# Did Bontrager Ever Sell RL Handlebars Like This?



## PoorInRichfield (Nov 30, 2013)

My guess is that Fabian Cancellara can get custom bars if he wants, but I'm wondering if Bontrager ever sold (to the public) the handlebars on his Tour de France bike? They look like RL anatomic bars with holes drilled in them for weight. I want them!!!!


----------



## cxwrench (Nov 9, 2004)

There is nothing like that available through Trek. They don't even offer an 'ergo' bend bar anymore.


----------



## PoorInRichfield (Nov 30, 2013)

I wonder why they don't offer anything with an ergo bend. I just bought some used Bontrager RL bars that do have an ergo bend to replace the bars on my Domane. The ergo bend just feels better with my relatively big hands.


----------



## PoorInRichfield (Nov 30, 2013)

Looks like Trek _did_ sell these bars at one time... look what just popped-up on eBay:

Bontrager Race Lite Handle Bars FSA Mesh Bag | eBay

View attachment 312769


Bummer that they're 42 cm instead of 44 cm... if there we wider, I'd be bidding!


----------



## zvg (Feb 26, 2007)

*Can be found here:*

https://www.ebay.com/itm/263703440667?ul_noapp=true








PoorInRichfield said:


> Looks like Trek _did_ sell these bars at one time... look what just popped-up on eBay:
> 
> Bontrager Race Lite Handle Bars FSA Mesh Bag | eBay
> 
> ...


----------



## 1500SLR (Sep 30, 2018)

Those are ergo bars, Trek did sell them at one point. Cancellara will ride with whatever Cancellara wants to ride with even if its old.


----------



## cxwrench (Nov 9, 2004)

- - -

--- Problems ---
1: In the Bontrager handlebar thread, what width were the bars listed on eBay?
2: Quote the stretch of the Bontrager handlebar thread from "My guess is" through "I want them!!!!".
3: Write what comes next in the Bontrager handlebar thread, picking up from its final line.

--- Raw records ---
- - -

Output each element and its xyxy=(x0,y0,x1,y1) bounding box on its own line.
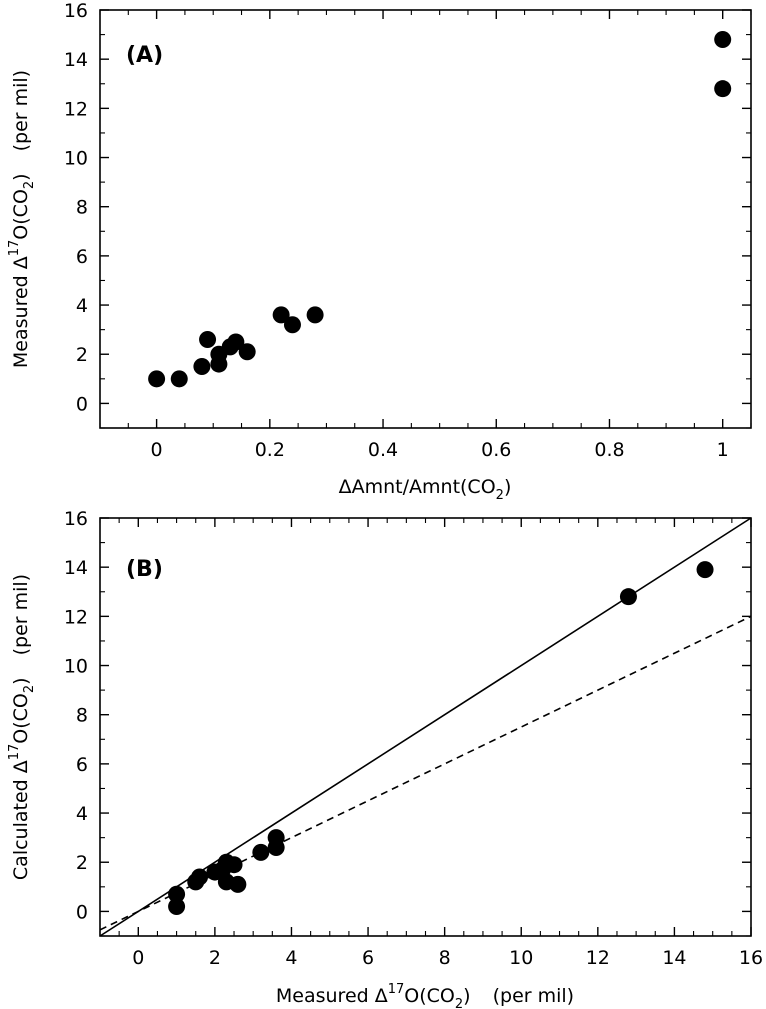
panel-b-data-point xyxy=(229,875,247,893)
panel-b-solid-line xyxy=(99,517,752,937)
panel-b-data-point xyxy=(168,897,186,915)
panel-b-x-axis-label: Measured Δ17O(CO2) (per mil) xyxy=(276,982,574,1009)
panel-b-y-tick-label: 2 xyxy=(76,852,88,874)
panel-b-x-tick-label: 0 xyxy=(132,947,144,969)
panel-a-y-tick-label: 6 xyxy=(76,246,88,268)
panel-b-x-tick-label: 16 xyxy=(739,947,763,969)
panel-a-y-tick-label: 4 xyxy=(76,295,88,317)
panel-a-x-tick-label: 1 xyxy=(717,439,729,461)
panel-b-y-tick-label: 10 xyxy=(64,656,88,678)
panel-b-data-point xyxy=(267,829,285,847)
panel-b-data-point xyxy=(696,561,714,579)
panel-b-x-tick-label: 4 xyxy=(285,947,297,969)
panel-a-y-tick-label: 12 xyxy=(64,98,88,120)
panel-a-plot-frame xyxy=(99,9,752,429)
panel-a-y-tick-label: 10 xyxy=(64,148,88,170)
panel-b-y-tick-label: 0 xyxy=(76,901,88,923)
panel-a-data-point xyxy=(148,370,166,388)
panel-a-x-tick-label: 0.8 xyxy=(594,439,624,461)
panel-a-y-tick-label: 0 xyxy=(76,393,88,415)
panel-a-points xyxy=(148,31,732,388)
panel-b-data-point xyxy=(191,868,209,886)
panel-b-x-tick-label: 8 xyxy=(439,947,451,969)
panel-a-data-point xyxy=(272,306,290,324)
panel-b-y-tick-label: 6 xyxy=(76,754,88,776)
panel-b-data-point xyxy=(225,856,243,874)
panel-a-data-point xyxy=(283,316,301,334)
panel-a-x-tick-label: 0 xyxy=(151,439,163,461)
panel-a-x-axis-label: ΔAmnt/Amnt(CO2) xyxy=(339,476,512,503)
panel-a-data-point xyxy=(306,306,324,324)
panel-a-x-tick-label: 0.4 xyxy=(368,439,398,461)
panel-a-x-tick-label: 0.2 xyxy=(255,439,285,461)
panel-a-y-tick-label: 14 xyxy=(64,49,88,71)
panel-b-x-tick-label: 14 xyxy=(662,947,686,969)
panel-a-data-point xyxy=(227,333,245,351)
panel-a-y-tick-label: 16 xyxy=(64,0,88,22)
panel-b-y-tick-label: 12 xyxy=(64,606,88,628)
panel-b-y-axis-label: Calculated Δ17O(CO2)(per mil) xyxy=(7,574,37,880)
panel-a-data-point xyxy=(170,370,188,388)
panel-b-x-tick-label: 2 xyxy=(209,947,221,969)
panel-b-ticks: 0 2 4 6 8 10 12 14 16 0 2 4 6 8 10 12 14 16 xyxy=(64,508,763,969)
panel-b-label: (B) xyxy=(126,557,163,582)
panel-a-data-point xyxy=(714,80,732,98)
panel-a-label: (A) xyxy=(126,43,163,68)
panel-b-y-tick-label: 16 xyxy=(64,508,88,530)
panel-b: 0 2 4 6 8 10 12 14 16 0 2 4 6 8 10 12 14 16 (B) Measured … xyxy=(7,508,763,1009)
panel-b-x-tick-label: 10 xyxy=(509,947,533,969)
panel-b-data-point xyxy=(252,843,270,861)
panel-a-data-point xyxy=(714,31,732,49)
panel-b-x-tick-label: 6 xyxy=(362,947,374,969)
panel-a-y-tick-label: 2 xyxy=(76,344,88,366)
panel-b-y-tick-label: 4 xyxy=(76,803,88,825)
panel-b-points xyxy=(168,561,714,915)
panel-b-x-tick-label: 12 xyxy=(586,947,610,969)
panel-a-y-tick-label: 8 xyxy=(76,197,88,219)
panel-a-x-tick-label: 0.6 xyxy=(481,439,511,461)
panel-a-data-point xyxy=(238,343,256,361)
panel-a-y-axis-label: Measured Δ17O(CO2)(per mil) xyxy=(7,70,37,368)
panel-b-y-tick-label: 8 xyxy=(76,705,88,727)
panel-b-data-point xyxy=(168,885,186,903)
panel-b-data-point xyxy=(619,588,637,606)
panel-a-data-point xyxy=(199,330,217,348)
panel-a-data-point xyxy=(193,358,211,376)
panel-b-y-tick-label: 14 xyxy=(64,557,88,579)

- - -

--- Answers below ---
1: 42 cm.

2:
My guess is that Fabian Cancellara can get custom bars if he wants, but I'm wondering if Bontrager ever sold (to the public) the handlebars on his Tour de France bike? They look like RL anatomic bars with holes drilled in them for weight. I want them!!!!

3:
1500SLR said:


> Those are ergo bars, Trek did sell them at one point. Cancellara will ride with whatever Cancellara wants to ride with even if its old.


Yeah, that's been covered in this thread a couple times already. That bike was raced in '12 and he's of course retired at this point.


----------



## 1500SLR (Sep 30, 2018)

cxwrench said:


> Yeah, that's been covered in this thread a couple times already. That bike was raced in '12 and he's of course retired at this point.


Someone thought it would be a good idea to bump a 2year old thread. Anyway... Riders will find a way to ride with components of their choice even if it means putting a sticker over it when its a product manufacturer they're not sponsored by. Riders (even guys like LA) maintain sponsorship deals sometimes even if they have retired. In this case that's not the point...

The point which has been covered several times already is that Trek did at least used to make ergo bars. They were one of the options for my 07 1500 SLR. By now they've dropped the RL and RXL denominations altogether and have their Pro, Comp, and Elite denominations before you get to XXX Lite at the top.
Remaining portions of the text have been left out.